▶ [Supplied data]
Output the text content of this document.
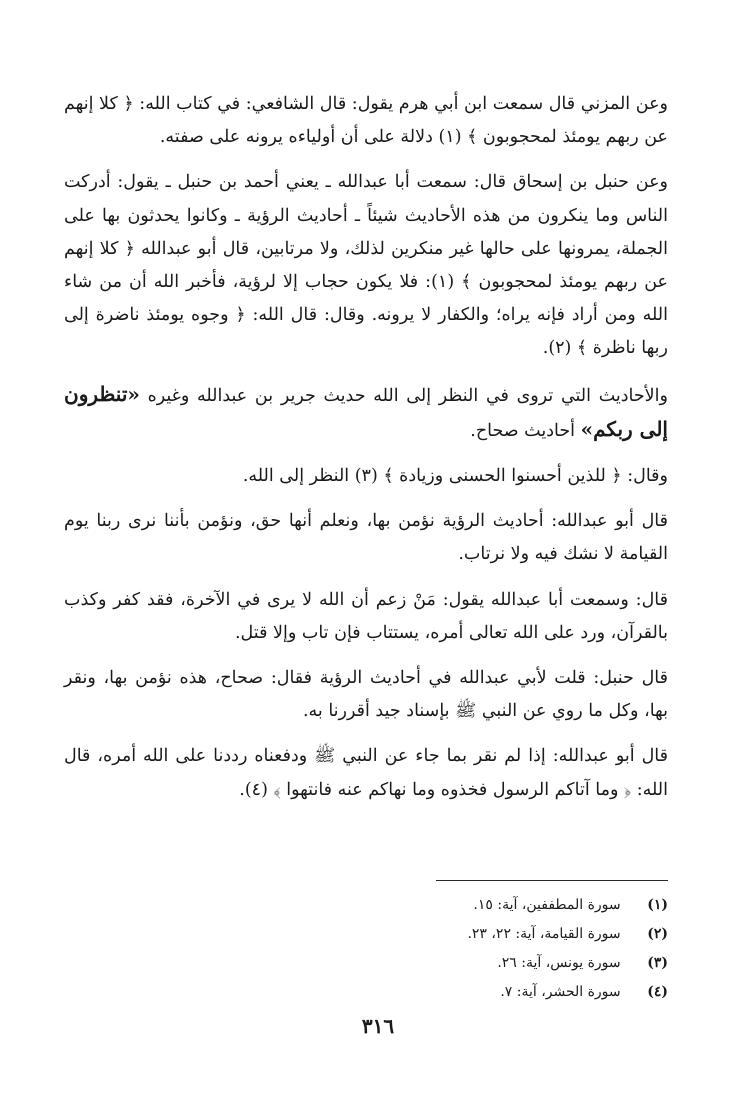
وعن المزني قال سمعت ابن أبي هرم يقول: قال الشافعي: في كتاب الله: ﴿ كلا إنهم عن ربهم يومئذ لمحجوبون ﴾ (١) دلالة على أن أولياءه يرونه على صفته.

وعن حنبل بن إسحاق قال: سمعت أبا عبدالله ـ يعني أحمد بن حنبل ـ يقول: أدركت الناس وما ينكرون من هذه الأحاديث شيئاً ـ أحاديث الرؤية ـ وكانوا يحدثون بها على الجملة، يمرونها على حالها غير منكرين لذلك، ولا مرتابين، قال أبو عبدالله ﴿ كلا إنهم عن ربهم يومئذ لمحجوبون ﴾ (١): فلا يكون حجاب إلا لرؤية، فأخبر الله أن من شاء الله ومن أراد فإنه يراه؛ والكفار لا يرونه. وقال: قال الله: ﴿ وجوه يومئذ ناضرة إلى ربها ناظرة ﴾ (٢).

والأحاديث التي تروى في النظر إلى الله حديث جرير بن عبدالله وغيره «تنظرون إلى ربكم» أحاديث صحاح.

وقال: ﴿ للذين أحسنوا الحسنى وزيادة ﴾ (٣) النظر إلى الله.

قال أبو عبدالله: أحاديث الرؤية نؤمن بها، ونعلم أنها حق، ونؤمن بأننا نرى ربنا يوم القيامة لا نشك فيه ولا نرتاب.

قال: وسمعت أبا عبدالله يقول: مَنْ زعم أن الله لا يرى في الآخرة، فقد كفر وكذب بالقرآن، ورد على الله تعالى أمره، يستتاب فإن تاب وإلا قتل.

قال حنبل: قلت لأبي عبدالله في أحاديث الرؤية فقال: صحاح، هذه نؤمن بها، ونقر بها، وكل ما روي عن النبي ﷺ بإسناد جيد أقررنا به.

قال أبو عبدالله: إذا لم نقر بما جاء عن النبي ﷺ ودفعناه رددنا على الله أمره، قال الله: ﴿ وما آتاكم الرسول فخذوه وما نهاكم عنه فانتهوا ﴾ (٤).

(١)   سورة المطففين، آية: ١٥.
(٢)   سورة القيامة، آية: ٢٢، ٢٣.
(٣)   سورة يونس، آية: ٢٦.
(٤)   سورة الحشر، آية: ٧.
٣١٦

▶ [The exercise]
Output the records above exactly; leave out the pictures.

▶ [Complete response]
Output the text content of this document.
وعن المزني قال سمعت ابن أبي هرم يقول: قال الشافعي: في كتاب الله: ﴿ كلا إنهم عن ربهم يومئذ لمحجوبون ﴾ (١) دلالة على أن أولياءه يرونه على صفته.

وعن حنبل بن إسحاق قال: سمعت أبا عبدالله ـ يعني أحمد بن حنبل ـ يقول: أدركت الناس وما ينكرون من هذه الأحاديث شيئاً ـ أحاديث الرؤية ـ وكانوا يحدثون بها على الجملة، يمرونها على حالها غير منكرين لذلك، ولا مرتابين، قال أبو عبدالله ﴿ كلا إنهم عن ربهم يومئذ لمحجوبون ﴾ (١): فلا يكون حجاب إلا لرؤية، فأخبر الله أن من شاء الله ومن أراد فإنه يراه؛ والكفار لا يرونه. وقال: قال الله: ﴿ وجوه يومئذ ناضرة إلى ربها ناظرة ﴾ (٢).

والأحاديث التي تروى في النظر إلى الله حديث جرير بن عبدالله وغيره «تنظرون إلى ربكم» أحاديث صحاح.

وقال: ﴿ للذين أحسنوا الحسنى وزيادة ﴾ (٣) النظر إلى الله.

قال أبو عبدالله: أحاديث الرؤية نؤمن بها، ونعلم أنها حق، ونؤمن بأننا نرى ربنا يوم القيامة لا نشك فيه ولا نرتاب.

قال: وسمعت أبا عبدالله يقول: مَنْ زعم أن الله لا يرى في الآخرة، فقد كفر وكذب بالقرآن، ورد على الله تعالى أمره، يستتاب فإن تاب وإلا قتل.

قال حنبل: قلت لأبي عبدالله في أحاديث الرؤية فقال: صحاح، هذه نؤمن بها، ونقر بها، وكل ما روي عن النبي ﷺ بإسناد جيد أقررنا به.

قال أبو عبدالله: إذا لم نقر بما جاء عن النبي ﷺ ودفعناه رددنا على الله أمره، قال الله: ﴿ وما آتاكم الرسول فخذوه وما نهاكم عنه فانتهوا ﴾ (٤).

(١)   سورة المطففين، آية: ١٥.
(٢)   سورة القيامة، آية: ٢٢، ٢٣.
(٣)   سورة يونس، آية: ٢٦.
(٤)   سورة الحشر، آية: ٧.
٣١٦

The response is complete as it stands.